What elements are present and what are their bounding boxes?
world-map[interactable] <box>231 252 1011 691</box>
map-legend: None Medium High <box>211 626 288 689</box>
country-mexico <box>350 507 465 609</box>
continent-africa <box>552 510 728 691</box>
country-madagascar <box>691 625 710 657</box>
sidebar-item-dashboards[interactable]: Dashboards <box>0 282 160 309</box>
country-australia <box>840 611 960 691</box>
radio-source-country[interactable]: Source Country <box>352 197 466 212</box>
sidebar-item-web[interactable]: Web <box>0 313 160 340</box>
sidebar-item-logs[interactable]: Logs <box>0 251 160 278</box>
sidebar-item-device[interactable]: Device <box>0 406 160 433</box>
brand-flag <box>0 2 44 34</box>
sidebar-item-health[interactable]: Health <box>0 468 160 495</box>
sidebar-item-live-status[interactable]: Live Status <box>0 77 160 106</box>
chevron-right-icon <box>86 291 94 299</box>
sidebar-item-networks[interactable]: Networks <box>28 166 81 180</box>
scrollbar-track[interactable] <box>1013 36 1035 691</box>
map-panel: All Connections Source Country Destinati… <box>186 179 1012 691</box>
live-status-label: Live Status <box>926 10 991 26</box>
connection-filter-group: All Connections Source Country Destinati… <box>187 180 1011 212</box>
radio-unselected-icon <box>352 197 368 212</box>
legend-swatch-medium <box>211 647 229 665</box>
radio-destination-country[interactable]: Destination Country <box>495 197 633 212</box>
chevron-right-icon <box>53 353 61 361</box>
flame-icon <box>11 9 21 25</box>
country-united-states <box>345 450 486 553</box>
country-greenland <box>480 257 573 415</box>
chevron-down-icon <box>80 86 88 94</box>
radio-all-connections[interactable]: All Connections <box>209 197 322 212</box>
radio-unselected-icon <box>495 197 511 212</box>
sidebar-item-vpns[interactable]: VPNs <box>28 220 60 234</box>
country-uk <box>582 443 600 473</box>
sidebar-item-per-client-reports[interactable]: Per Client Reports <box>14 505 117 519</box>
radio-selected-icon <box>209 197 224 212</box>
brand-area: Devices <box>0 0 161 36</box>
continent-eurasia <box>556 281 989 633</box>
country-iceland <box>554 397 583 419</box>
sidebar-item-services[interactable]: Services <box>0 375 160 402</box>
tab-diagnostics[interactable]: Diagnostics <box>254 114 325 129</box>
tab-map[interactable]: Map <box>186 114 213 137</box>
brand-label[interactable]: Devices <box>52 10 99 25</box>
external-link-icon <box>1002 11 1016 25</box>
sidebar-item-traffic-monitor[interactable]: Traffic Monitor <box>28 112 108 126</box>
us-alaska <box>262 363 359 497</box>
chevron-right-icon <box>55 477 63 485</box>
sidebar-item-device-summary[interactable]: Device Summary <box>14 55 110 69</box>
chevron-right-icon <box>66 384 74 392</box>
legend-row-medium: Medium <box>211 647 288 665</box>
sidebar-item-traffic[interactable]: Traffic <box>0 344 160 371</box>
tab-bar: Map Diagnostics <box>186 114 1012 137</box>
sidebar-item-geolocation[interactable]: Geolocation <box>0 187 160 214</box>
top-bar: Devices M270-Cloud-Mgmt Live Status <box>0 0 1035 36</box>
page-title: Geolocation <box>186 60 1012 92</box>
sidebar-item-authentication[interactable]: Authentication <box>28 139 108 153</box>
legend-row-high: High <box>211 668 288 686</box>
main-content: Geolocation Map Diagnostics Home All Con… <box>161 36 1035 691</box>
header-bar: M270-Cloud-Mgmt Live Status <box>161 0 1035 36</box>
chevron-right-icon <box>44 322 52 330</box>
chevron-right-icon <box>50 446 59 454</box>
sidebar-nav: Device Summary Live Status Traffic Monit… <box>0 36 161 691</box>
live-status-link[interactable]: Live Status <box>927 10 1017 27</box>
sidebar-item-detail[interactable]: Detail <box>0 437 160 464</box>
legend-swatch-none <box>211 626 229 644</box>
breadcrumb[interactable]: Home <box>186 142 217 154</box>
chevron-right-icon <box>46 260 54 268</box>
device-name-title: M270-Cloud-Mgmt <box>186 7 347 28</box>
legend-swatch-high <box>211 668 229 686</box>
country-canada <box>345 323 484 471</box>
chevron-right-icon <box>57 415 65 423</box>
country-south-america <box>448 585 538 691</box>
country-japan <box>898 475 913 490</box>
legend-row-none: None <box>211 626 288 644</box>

What the task requires = Put every line of the items above into a Markdown table with two columns, Row and Line. Number the rows consecutively and leave out any blank lines.

Solved problem =
| Row | Line |
|---|---|
| 1 | What elements are present and what are their bounding boxes? |
| 2 | world-map[interactable] <box>231 252 1011 691</box> |
| 3 | map-legend: None Medium High <box>211 626 288 689</box> |
| 4 | country-mexico <box>350 507 465 609</box> |
| 5 | continent-africa <box>552 510 728 691</box> |
| 6 | country-madagascar <box>691 625 710 657</box> |
| 7 | sidebar-item-dashboards[interactable]: Dashboards <box>0 282 160 309</box> |
| 8 | country-australia <box>840 611 960 691</box> |
| 9 | radio-source-country[interactable]: Source Country <box>352 197 466 212</box> |
| 10 | sidebar-item-web[interactable]: Web <box>0 313 160 340</box> |
| 11 | sidebar-item-logs[interactable]: Logs <box>0 251 160 278</box> |
| 12 | sidebar-item-device[interactable]: Device <box>0 406 160 433</box> |
| 13 | brand-flag <box>0 2 44 34</box> |
| 14 | sidebar-item-health[interactable]: Health <box>0 468 160 495</box> |
| 15 | sidebar-item-live-status[interactable]: Live Status <box>0 77 160 106</box> |
| 16 | chevron-right-icon <box>86 291 94 299</box> |
| 17 | sidebar-item-networks[interactable]: Networks <box>28 166 81 180</box> |
| 18 | scrollbar-track[interactable] <box>1013 36 1035 691</box> |
| 19 | map-panel: All Connections Source Country Destinati… <box>186 179 1012 691</box> |
| 20 | live-status-label: Live Status <box>926 10 991 26</box> |
| 21 | connection-filter-group: All Connections Source Country Destinati… <box>187 180 1011 212</box> |
| 22 | radio-unselected-icon <box>352 197 368 212</box> |
| 23 | legend-swatch-medium <box>211 647 229 665</box> |
| 24 | radio-destination-country[interactable]: Destination Country <box>495 197 633 212</box> |
| 25 | chevron-right-icon <box>53 353 61 361</box> |
| 26 | flame-icon <box>11 9 21 25</box> |
| 27 | country-united-states <box>345 450 486 553</box> |
| 28 | country-greenland <box>480 257 573 415</box> |
| 29 | chevron-down-icon <box>80 86 88 94</box> |
| 30 | radio-all-connections[interactable]: All Connections <box>209 197 322 212</box> |
| 31 | radio-unselected-icon <box>495 197 511 212</box> |
| 32 | sidebar-item-vpns[interactable]: VPNs <box>28 220 60 234</box> |
| 33 | country-uk <box>582 443 600 473</box> |
| 34 | sidebar-item-per-client-reports[interactable]: Per Client Reports <box>14 505 117 519</box> |
| 35 | radio-selected-icon <box>209 197 224 212</box> |
| 36 | brand-area: Devices <box>0 0 161 36</box> |
| 37 | continent-eurasia <box>556 281 989 633</box> |
| 38 | country-iceland <box>554 397 583 419</box> |
| 39 | sidebar-item-services[interactable]: Services <box>0 375 160 402</box> |
| 40 | tab-diagnostics[interactable]: Diagnostics <box>254 114 325 129</box> |
| 41 | tab-map[interactable]: Map <box>186 114 213 137</box> |
| 42 | brand-label[interactable]: Devices <box>52 10 99 25</box> |
| 43 | external-link-icon <box>1002 11 1016 25</box> |
| 44 | sidebar-item-traffic-monitor[interactable]: Traffic Monitor <box>28 112 108 126</box> |
| 45 | us-alaska <box>262 363 359 497</box> |
| 46 | chevron-right-icon <box>55 477 63 485</box> |
| 47 | sidebar-item-device-summary[interactable]: Device Summary <box>14 55 110 69</box> |
| 48 | chevron-right-icon <box>66 384 74 392</box> |
| 49 | legend-row-medium: Medium <box>211 647 288 665</box> |
| 50 | sidebar-item-traffic[interactable]: Traffic <box>0 344 160 371</box> |
| 51 | tab-bar: Map Diagnostics <box>186 114 1012 137</box> |
| 52 | sidebar-item-geolocation[interactable]: Geolocation <box>0 187 160 214</box> |
| 53 | top-bar: Devices M270-Cloud-Mgmt Live Status <box>0 0 1035 36</box> |
| 54 | page-title: Geolocation <box>186 60 1012 92</box> |
| 55 | sidebar-item-authentication[interactable]: Authentication <box>28 139 108 153</box> |
| 56 | legend-row-high: High <box>211 668 288 686</box> |
| 57 | main-content: Geolocation Map Diagnostics Home All Con… <box>161 36 1035 691</box> |
| 58 | header-bar: M270-Cloud-Mgmt Live Status <box>161 0 1035 36</box> |
| 59 | chevron-right-icon <box>44 322 52 330</box> |
| 60 | chevron-right-icon <box>50 446 59 454</box> |
| 61 | sidebar-nav: Device Summary Live Status Traffic Monit… <box>0 36 161 691</box> |
| 62 | live-status-link[interactable]: Live Status <box>927 10 1017 27</box> |
| 63 | sidebar-item-detail[interactable]: Detail <box>0 437 160 464</box> |
| 64 | legend-swatch-none <box>211 626 229 644</box> |
| 65 | breadcrumb[interactable]: Home <box>186 142 217 154</box> |
| 66 | chevron-right-icon <box>46 260 54 268</box> |
| 67 | device-name-title: M270-Cloud-Mgmt <box>186 7 347 28</box> |
| 68 | legend-swatch-high <box>211 668 229 686</box> |
| 69 | country-canada <box>345 323 484 471</box> |
| 70 | chevron-right-icon <box>57 415 65 423</box> |
| 71 | country-south-america <box>448 585 538 691</box> |
| 72 | country-japan <box>898 475 913 490</box> |
| 73 | legend-row-none: None <box>211 626 288 644</box> |